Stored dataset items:
## START

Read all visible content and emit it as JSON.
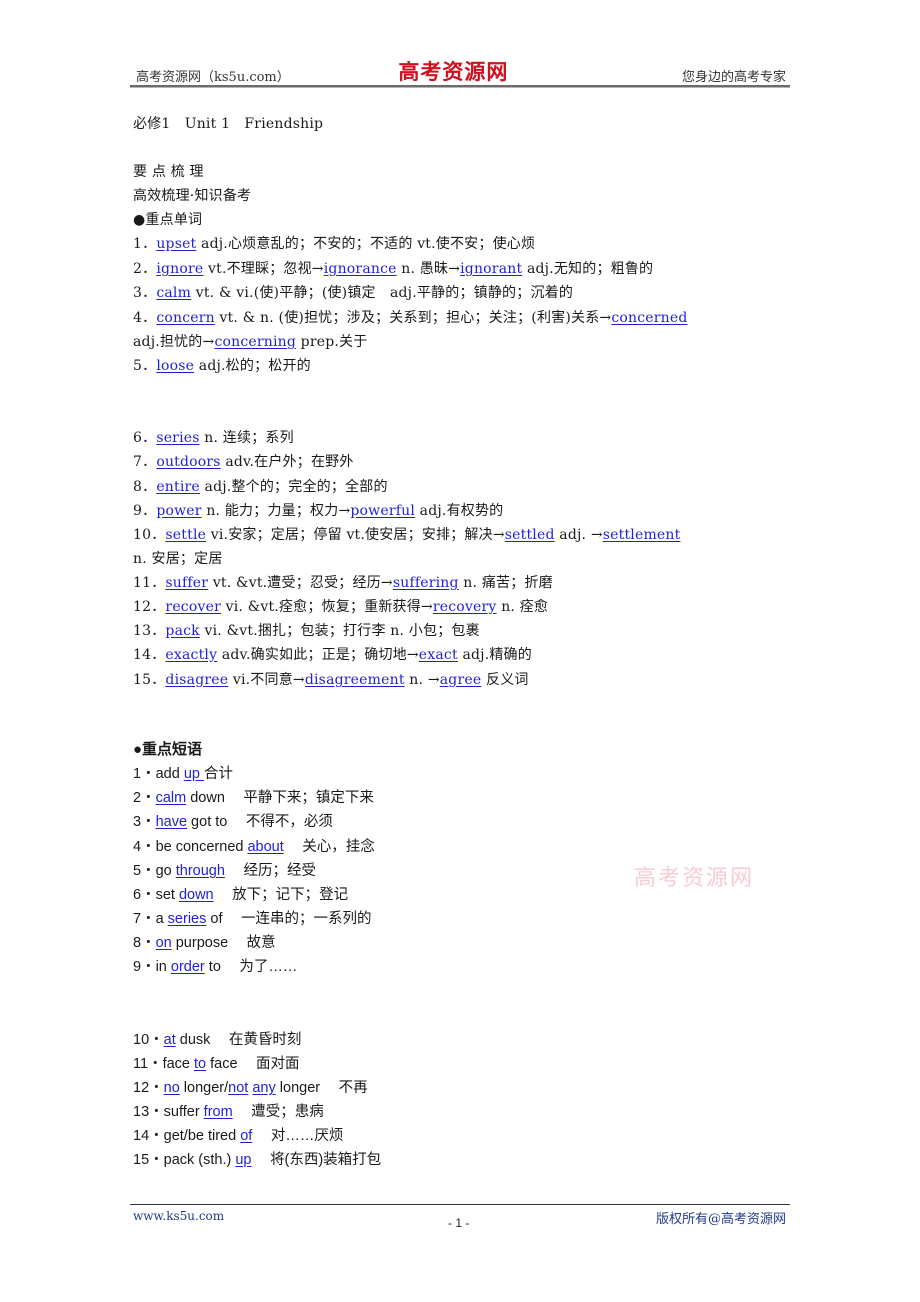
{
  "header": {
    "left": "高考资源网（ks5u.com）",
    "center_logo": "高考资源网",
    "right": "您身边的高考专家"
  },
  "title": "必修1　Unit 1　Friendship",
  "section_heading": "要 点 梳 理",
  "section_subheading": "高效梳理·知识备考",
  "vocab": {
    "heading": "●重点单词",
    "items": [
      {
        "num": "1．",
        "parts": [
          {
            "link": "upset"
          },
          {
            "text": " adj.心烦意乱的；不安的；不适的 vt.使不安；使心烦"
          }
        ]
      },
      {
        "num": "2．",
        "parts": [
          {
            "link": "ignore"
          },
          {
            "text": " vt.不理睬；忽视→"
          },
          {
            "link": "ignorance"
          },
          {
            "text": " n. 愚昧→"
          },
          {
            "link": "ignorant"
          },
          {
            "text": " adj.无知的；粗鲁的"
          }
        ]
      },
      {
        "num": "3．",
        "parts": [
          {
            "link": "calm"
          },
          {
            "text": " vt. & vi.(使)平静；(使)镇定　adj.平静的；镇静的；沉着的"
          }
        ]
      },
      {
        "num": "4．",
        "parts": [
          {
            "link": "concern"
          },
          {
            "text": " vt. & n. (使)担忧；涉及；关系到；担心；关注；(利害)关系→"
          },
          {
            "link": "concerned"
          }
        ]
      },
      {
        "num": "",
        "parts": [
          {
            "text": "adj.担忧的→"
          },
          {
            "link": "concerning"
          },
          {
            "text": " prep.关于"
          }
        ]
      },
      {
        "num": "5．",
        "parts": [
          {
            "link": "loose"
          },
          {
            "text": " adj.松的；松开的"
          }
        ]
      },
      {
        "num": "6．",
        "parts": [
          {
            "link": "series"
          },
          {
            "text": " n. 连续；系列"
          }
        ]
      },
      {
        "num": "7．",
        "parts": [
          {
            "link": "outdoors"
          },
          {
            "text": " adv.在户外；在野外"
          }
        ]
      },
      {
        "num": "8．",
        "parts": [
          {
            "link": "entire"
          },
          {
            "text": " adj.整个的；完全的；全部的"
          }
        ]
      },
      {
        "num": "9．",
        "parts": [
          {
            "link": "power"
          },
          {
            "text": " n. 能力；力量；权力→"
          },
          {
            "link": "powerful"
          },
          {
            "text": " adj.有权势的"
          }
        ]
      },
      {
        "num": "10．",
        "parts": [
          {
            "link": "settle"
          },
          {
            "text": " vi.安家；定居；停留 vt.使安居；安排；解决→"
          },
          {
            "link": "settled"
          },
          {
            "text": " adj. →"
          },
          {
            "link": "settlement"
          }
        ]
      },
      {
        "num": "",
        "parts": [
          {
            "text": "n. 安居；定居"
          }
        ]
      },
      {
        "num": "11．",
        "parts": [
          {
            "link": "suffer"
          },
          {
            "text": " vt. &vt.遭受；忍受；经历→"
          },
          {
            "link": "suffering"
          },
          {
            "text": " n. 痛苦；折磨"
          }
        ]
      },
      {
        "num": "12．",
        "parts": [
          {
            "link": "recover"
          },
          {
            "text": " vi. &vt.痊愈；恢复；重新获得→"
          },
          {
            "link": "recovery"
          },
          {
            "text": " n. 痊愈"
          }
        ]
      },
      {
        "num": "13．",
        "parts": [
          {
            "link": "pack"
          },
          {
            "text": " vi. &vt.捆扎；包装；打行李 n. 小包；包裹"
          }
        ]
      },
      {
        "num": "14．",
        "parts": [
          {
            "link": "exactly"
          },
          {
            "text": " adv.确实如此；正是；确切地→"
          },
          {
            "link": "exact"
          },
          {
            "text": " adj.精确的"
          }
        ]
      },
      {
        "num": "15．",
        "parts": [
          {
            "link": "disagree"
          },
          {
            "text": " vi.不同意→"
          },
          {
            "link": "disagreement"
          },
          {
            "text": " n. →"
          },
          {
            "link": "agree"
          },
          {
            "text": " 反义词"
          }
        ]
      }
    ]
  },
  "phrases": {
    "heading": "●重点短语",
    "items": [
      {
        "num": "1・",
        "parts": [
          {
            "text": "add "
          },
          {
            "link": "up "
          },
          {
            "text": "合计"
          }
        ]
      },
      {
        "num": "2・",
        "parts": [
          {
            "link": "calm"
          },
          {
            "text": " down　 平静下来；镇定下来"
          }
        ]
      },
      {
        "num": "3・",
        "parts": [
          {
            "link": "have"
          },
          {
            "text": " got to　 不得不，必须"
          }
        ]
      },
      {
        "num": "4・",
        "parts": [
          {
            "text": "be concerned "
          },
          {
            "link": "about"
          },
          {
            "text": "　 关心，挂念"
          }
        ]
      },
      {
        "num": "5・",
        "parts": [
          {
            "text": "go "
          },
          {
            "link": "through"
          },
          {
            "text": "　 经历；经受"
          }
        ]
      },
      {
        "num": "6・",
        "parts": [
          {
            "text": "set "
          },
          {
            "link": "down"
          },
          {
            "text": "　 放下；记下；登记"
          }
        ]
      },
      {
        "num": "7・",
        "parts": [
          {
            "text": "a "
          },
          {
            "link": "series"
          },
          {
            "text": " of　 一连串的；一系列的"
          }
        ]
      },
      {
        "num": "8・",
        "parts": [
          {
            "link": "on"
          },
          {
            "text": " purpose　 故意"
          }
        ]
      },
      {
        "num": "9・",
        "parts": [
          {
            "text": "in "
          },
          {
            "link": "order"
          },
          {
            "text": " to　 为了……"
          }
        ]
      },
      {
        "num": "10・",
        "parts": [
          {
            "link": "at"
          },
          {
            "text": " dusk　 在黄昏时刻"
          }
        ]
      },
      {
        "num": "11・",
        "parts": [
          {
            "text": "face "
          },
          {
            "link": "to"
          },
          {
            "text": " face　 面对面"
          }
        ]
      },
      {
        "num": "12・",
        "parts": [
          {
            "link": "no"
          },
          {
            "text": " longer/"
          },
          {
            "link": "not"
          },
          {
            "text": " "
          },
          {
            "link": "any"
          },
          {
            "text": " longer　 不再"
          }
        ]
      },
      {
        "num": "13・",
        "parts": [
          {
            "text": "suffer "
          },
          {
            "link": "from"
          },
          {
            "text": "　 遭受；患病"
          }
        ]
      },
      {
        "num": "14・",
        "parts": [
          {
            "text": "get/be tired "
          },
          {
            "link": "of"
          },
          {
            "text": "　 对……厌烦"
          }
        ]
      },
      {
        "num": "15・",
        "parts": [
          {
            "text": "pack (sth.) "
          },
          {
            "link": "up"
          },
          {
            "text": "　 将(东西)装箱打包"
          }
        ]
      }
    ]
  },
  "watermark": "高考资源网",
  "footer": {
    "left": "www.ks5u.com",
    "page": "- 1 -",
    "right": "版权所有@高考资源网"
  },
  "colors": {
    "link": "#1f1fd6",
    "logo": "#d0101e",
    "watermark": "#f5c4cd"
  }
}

## END

Pictures in the records should not appear in your copy, but everything else must be transcribed exactly.

Read all visible content and emit it as JSON.
{
  "header": {
    "left": "高考资源网（ks5u.com）",
    "center_logo": "高考资源网",
    "right": "您身边的高考专家"
  },
  "title": "必修1　Unit 1　Friendship",
  "section_heading": "要 点 梳 理",
  "section_subheading": "高效梳理·知识备考",
  "vocab": {
    "heading": "●重点单词",
    "items": [
      {
        "num": "1．",
        "parts": [
          {
            "link": "upset"
          },
          {
            "text": " adj.心烦意乱的；不安的；不适的 vt.使不安；使心烦"
          }
        ]
      },
      {
        "num": "2．",
        "parts": [
          {
            "link": "ignore"
          },
          {
            "text": " vt.不理睬；忽视→"
          },
          {
            "link": "ignorance"
          },
          {
            "text": " n. 愚昧→"
          },
          {
            "link": "ignorant"
          },
          {
            "text": " adj.无知的；粗鲁的"
          }
        ]
      },
      {
        "num": "3．",
        "parts": [
          {
            "link": "calm"
          },
          {
            "text": " vt. & vi.(使)平静；(使)镇定　adj.平静的；镇静的；沉着的"
          }
        ]
      },
      {
        "num": "4．",
        "parts": [
          {
            "link": "concern"
          },
          {
            "text": " vt. & n. (使)担忧；涉及；关系到；担心；关注；(利害)关系→"
          },
          {
            "link": "concerned"
          }
        ]
      },
      {
        "num": "",
        "parts": [
          {
            "text": "adj.担忧的→"
          },
          {
            "link": "concerning"
          },
          {
            "text": " prep.关于"
          }
        ]
      },
      {
        "num": "5．",
        "parts": [
          {
            "link": "loose"
          },
          {
            "text": " adj.松的；松开的"
          }
        ]
      },
      {
        "num": "6．",
        "parts": [
          {
            "link": "series"
          },
          {
            "text": " n. 连续；系列"
          }
        ]
      },
      {
        "num": "7．",
        "parts": [
          {
            "link": "outdoors"
          },
          {
            "text": " adv.在户外；在野外"
          }
        ]
      },
      {
        "num": "8．",
        "parts": [
          {
            "link": "entire"
          },
          {
            "text": " adj.整个的；完全的；全部的"
          }
        ]
      },
      {
        "num": "9．",
        "parts": [
          {
            "link": "power"
          },
          {
            "text": " n. 能力；力量；权力→"
          },
          {
            "link": "powerful"
          },
          {
            "text": " adj.有权势的"
          }
        ]
      },
      {
        "num": "10．",
        "parts": [
          {
            "link": "settle"
          },
          {
            "text": " vi.安家；定居；停留 vt.使安居；安排；解决→"
          },
          {
            "link": "settled"
          },
          {
            "text": " adj. →"
          },
          {
            "link": "settlement"
          }
        ]
      },
      {
        "num": "",
        "parts": [
          {
            "text": "n. 安居；定居"
          }
        ]
      },
      {
        "num": "11．",
        "parts": [
          {
            "link": "suffer"
          },
          {
            "text": " vt. &vt.遭受；忍受；经历→"
          },
          {
            "link": "suffering"
          },
          {
            "text": " n. 痛苦；折磨"
          }
        ]
      },
      {
        "num": "12．",
        "parts": [
          {
            "link": "recover"
          },
          {
            "text": " vi. &vt.痊愈；恢复；重新获得→"
          },
          {
            "link": "recovery"
          },
          {
            "text": " n. 痊愈"
          }
        ]
      },
      {
        "num": "13．",
        "parts": [
          {
            "link": "pack"
          },
          {
            "text": " vi. &vt.捆扎；包装；打行李 n. 小包；包裹"
          }
        ]
      },
      {
        "num": "14．",
        "parts": [
          {
            "link": "exactly"
          },
          {
            "text": " adv.确实如此；正是；确切地→"
          },
          {
            "link": "exact"
          },
          {
            "text": " adj.精确的"
          }
        ]
      },
      {
        "num": "15．",
        "parts": [
          {
            "link": "disagree"
          },
          {
            "text": " vi.不同意→"
          },
          {
            "link": "disagreement"
          },
          {
            "text": " n. →"
          },
          {
            "link": "agree"
          },
          {
            "text": " 反义词"
          }
        ]
      }
    ]
  },
  "phrases": {
    "heading": "●重点短语",
    "items": [
      {
        "num": "1・",
        "parts": [
          {
            "text": "add "
          },
          {
            "link": "up "
          },
          {
            "text": "合计"
          }
        ]
      },
      {
        "num": "2・",
        "parts": [
          {
            "link": "calm"
          },
          {
            "text": " down　 平静下来；镇定下来"
          }
        ]
      },
      {
        "num": "3・",
        "parts": [
          {
            "link": "have"
          },
          {
            "text": " got to　 不得不，必须"
          }
        ]
      },
      {
        "num": "4・",
        "parts": [
          {
            "text": "be concerned "
          },
          {
            "link": "about"
          },
          {
            "text": "　 关心，挂念"
          }
        ]
      },
      {
        "num": "5・",
        "parts": [
          {
            "text": "go "
          },
          {
            "link": "through"
          },
          {
            "text": "　 经历；经受"
          }
        ]
      },
      {
        "num": "6・",
        "parts": [
          {
            "text": "set "
          },
          {
            "link": "down"
          },
          {
            "text": "　 放下；记下；登记"
          }
        ]
      },
      {
        "num": "7・",
        "parts": [
          {
            "text": "a "
          },
          {
            "link": "series"
          },
          {
            "text": " of　 一连串的；一系列的"
          }
        ]
      },
      {
        "num": "8・",
        "parts": [
          {
            "link": "on"
          },
          {
            "text": " purpose　 故意"
          }
        ]
      },
      {
        "num": "9・",
        "parts": [
          {
            "text": "in "
          },
          {
            "link": "order"
          },
          {
            "text": " to　 为了……"
          }
        ]
      },
      {
        "num": "10・",
        "parts": [
          {
            "link": "at"
          },
          {
            "text": " dusk　 在黄昏时刻"
          }
        ]
      },
      {
        "num": "11・",
        "parts": [
          {
            "text": "face "
          },
          {
            "link": "to"
          },
          {
            "text": " face　 面对面"
          }
        ]
      },
      {
        "num": "12・",
        "parts": [
          {
            "link": "no"
          },
          {
            "text": " longer/"
          },
          {
            "link": "not"
          },
          {
            "text": " "
          },
          {
            "link": "any"
          },
          {
            "text": " longer　 不再"
          }
        ]
      },
      {
        "num": "13・",
        "parts": [
          {
            "text": "suffer "
          },
          {
            "link": "from"
          },
          {
            "text": "　 遭受；患病"
          }
        ]
      },
      {
        "num": "14・",
        "parts": [
          {
            "text": "get/be tired "
          },
          {
            "link": "of"
          },
          {
            "text": "　 对……厌烦"
          }
        ]
      },
      {
        "num": "15・",
        "parts": [
          {
            "text": "pack (sth.) "
          },
          {
            "link": "up"
          },
          {
            "text": "　 将(东西)装箱打包"
          }
        ]
      }
    ]
  },
  "watermark": "高考资源网",
  "footer": {
    "left": "www.ks5u.com",
    "page": "- 1 -",
    "right": "版权所有@高考资源网"
  },
  "colors": {
    "link": "#1f1fd6",
    "logo": "#d0101e",
    "watermark": "#f5c4cd"
  }
}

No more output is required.